Exercise description:
Print the entries below word for word; the pictures stay out of your copy.

>> begin Dataset content

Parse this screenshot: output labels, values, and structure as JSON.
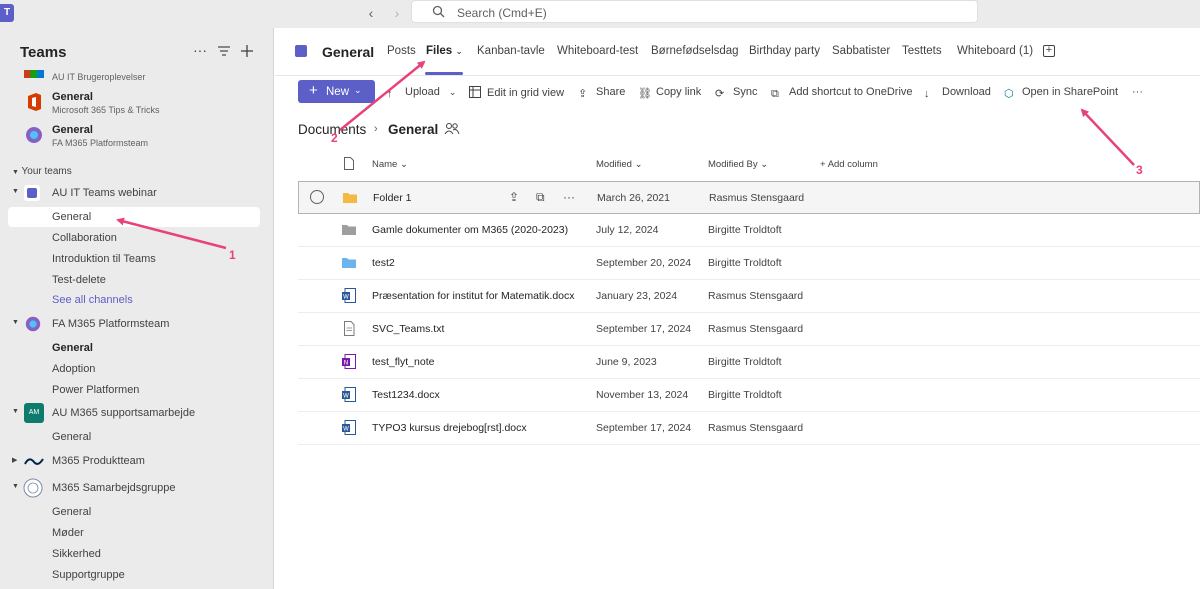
{
  "titlebar": {
    "search_placeholder": "Search (Cmd+E)",
    "back_icon": "chevron-left-icon",
    "forward_icon": "chevron-right-icon"
  },
  "sidebar": {
    "title": "Teams",
    "chats": [
      {
        "title": "",
        "subtitle": "AU IT Brugeroplevelser"
      },
      {
        "title": "General",
        "subtitle": "Microsoft 365 Tips & Tricks"
      },
      {
        "title": "General",
        "subtitle": "FA M365 Platformsteam"
      }
    ],
    "section_label": "Your teams",
    "teams": [
      {
        "name": "AU IT Teams webinar",
        "channels": [
          "General",
          "Collaboration",
          "Introduktion til Teams",
          "Test-delete",
          "See all channels"
        ]
      },
      {
        "name": "FA M365 Platformsteam",
        "channels": [
          "General",
          "Adoption",
          "Power Platformen"
        ]
      },
      {
        "name": "AU M365 supportsamarbejde",
        "avatar_text": "AM",
        "channels": [
          "General"
        ]
      },
      {
        "name": "M365 Produktteam",
        "channels": []
      },
      {
        "name": "M365 Samarbejdsgruppe",
        "channels": [
          "General",
          "Møder",
          "Sikkerhed",
          "Supportgruppe"
        ]
      }
    ]
  },
  "header": {
    "channel_title": "General",
    "tabs": [
      "Posts",
      "Files",
      "Kanban-tavle",
      "Whiteboard-test",
      "Børnefødselsdag",
      "Birthday party",
      "Sabbatister",
      "Testtets",
      "Whiteboard (1)"
    ]
  },
  "toolbar": {
    "new": "New",
    "upload": "Upload",
    "edit_grid": "Edit in grid view",
    "share": "Share",
    "copy_link": "Copy link",
    "sync": "Sync",
    "add_shortcut": "Add shortcut to OneDrive",
    "download": "Download",
    "open_sharepoint": "Open in SharePoint",
    "more": "···"
  },
  "breadcrumb": {
    "root": "Documents",
    "current": "General"
  },
  "columns": {
    "name": "Name",
    "modified": "Modified",
    "modified_by": "Modified By",
    "add_column": "Add column"
  },
  "files": [
    {
      "name": "Folder 1",
      "modified": "March 26, 2021",
      "by": "Rasmus Stensgaard",
      "type": "folder-yellow"
    },
    {
      "name": "Gamle dokumenter om M365 (2020-2023)",
      "modified": "July 12, 2024",
      "by": "Birgitte Troldtoft",
      "type": "folder-gray"
    },
    {
      "name": "test2",
      "modified": "September 20, 2024",
      "by": "Birgitte Troldtoft",
      "type": "folder-blue"
    },
    {
      "name": "Præsentation for institut for Matematik.docx",
      "modified": "January 23, 2024",
      "by": "Rasmus Stensgaard",
      "type": "word"
    },
    {
      "name": "SVC_Teams.txt",
      "modified": "September 17, 2024",
      "by": "Rasmus Stensgaard",
      "type": "txt"
    },
    {
      "name": "test_flyt_note",
      "modified": "June 9, 2023",
      "by": "Birgitte Troldtoft",
      "type": "onenote"
    },
    {
      "name": "Test1234.docx",
      "modified": "November 13, 2024",
      "by": "Birgitte Troldtoft",
      "type": "word"
    },
    {
      "name": "TYPO3 kursus drejebog[rst].docx",
      "modified": "September 17, 2024",
      "by": "Rasmus Stensgaard",
      "type": "word"
    }
  ],
  "annotations": {
    "one": "1",
    "two": "2",
    "three": "3",
    "color": "#e8427a"
  },
  "colors": {
    "accent": "#5b5fc7",
    "sidebar_bg": "#ebebeb"
  }
}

>> end Dataset content

Exercise answer:
Parse this screenshot: output labels, values, and structure as JSON.
{
  "titlebar": {
    "search_placeholder": "Search (Cmd+E)",
    "back_icon": "chevron-left-icon",
    "forward_icon": "chevron-right-icon"
  },
  "sidebar": {
    "title": "Teams",
    "chats": [
      {
        "title": "",
        "subtitle": "AU IT Brugeroplevelser"
      },
      {
        "title": "General",
        "subtitle": "Microsoft 365 Tips & Tricks"
      },
      {
        "title": "General",
        "subtitle": "FA M365 Platformsteam"
      }
    ],
    "section_label": "Your teams",
    "teams": [
      {
        "name": "AU IT Teams webinar",
        "channels": [
          "General",
          "Collaboration",
          "Introduktion til Teams",
          "Test-delete",
          "See all channels"
        ]
      },
      {
        "name": "FA M365 Platformsteam",
        "channels": [
          "General",
          "Adoption",
          "Power Platformen"
        ]
      },
      {
        "name": "AU M365 supportsamarbejde",
        "avatar_text": "AM",
        "channels": [
          "General"
        ]
      },
      {
        "name": "M365 Produktteam",
        "channels": []
      },
      {
        "name": "M365 Samarbejdsgruppe",
        "channels": [
          "General",
          "Møder",
          "Sikkerhed",
          "Supportgruppe"
        ]
      }
    ]
  },
  "header": {
    "channel_title": "General",
    "tabs": [
      "Posts",
      "Files",
      "Kanban-tavle",
      "Whiteboard-test",
      "Børnefødselsdag",
      "Birthday party",
      "Sabbatister",
      "Testtets",
      "Whiteboard (1)"
    ]
  },
  "toolbar": {
    "new": "New",
    "upload": "Upload",
    "edit_grid": "Edit in grid view",
    "share": "Share",
    "copy_link": "Copy link",
    "sync": "Sync",
    "add_shortcut": "Add shortcut to OneDrive",
    "download": "Download",
    "open_sharepoint": "Open in SharePoint",
    "more": "···"
  },
  "breadcrumb": {
    "root": "Documents",
    "current": "General"
  },
  "columns": {
    "name": "Name",
    "modified": "Modified",
    "modified_by": "Modified By",
    "add_column": "Add column"
  },
  "files": [
    {
      "name": "Folder 1",
      "modified": "March 26, 2021",
      "by": "Rasmus Stensgaard",
      "type": "folder-yellow"
    },
    {
      "name": "Gamle dokumenter om M365 (2020-2023)",
      "modified": "July 12, 2024",
      "by": "Birgitte Troldtoft",
      "type": "folder-gray"
    },
    {
      "name": "test2",
      "modified": "September 20, 2024",
      "by": "Birgitte Troldtoft",
      "type": "folder-blue"
    },
    {
      "name": "Præsentation for institut for Matematik.docx",
      "modified": "January 23, 2024",
      "by": "Rasmus Stensgaard",
      "type": "word"
    },
    {
      "name": "SVC_Teams.txt",
      "modified": "September 17, 2024",
      "by": "Rasmus Stensgaard",
      "type": "txt"
    },
    {
      "name": "test_flyt_note",
      "modified": "June 9, 2023",
      "by": "Birgitte Troldtoft",
      "type": "onenote"
    },
    {
      "name": "Test1234.docx",
      "modified": "November 13, 2024",
      "by": "Birgitte Troldtoft",
      "type": "word"
    },
    {
      "name": "TYPO3 kursus drejebog[rst].docx",
      "modified": "September 17, 2024",
      "by": "Rasmus Stensgaard",
      "type": "word"
    }
  ],
  "annotations": {
    "one": "1",
    "two": "2",
    "three": "3",
    "color": "#e8427a"
  },
  "colors": {
    "accent": "#5b5fc7",
    "sidebar_bg": "#ebebeb"
  }
}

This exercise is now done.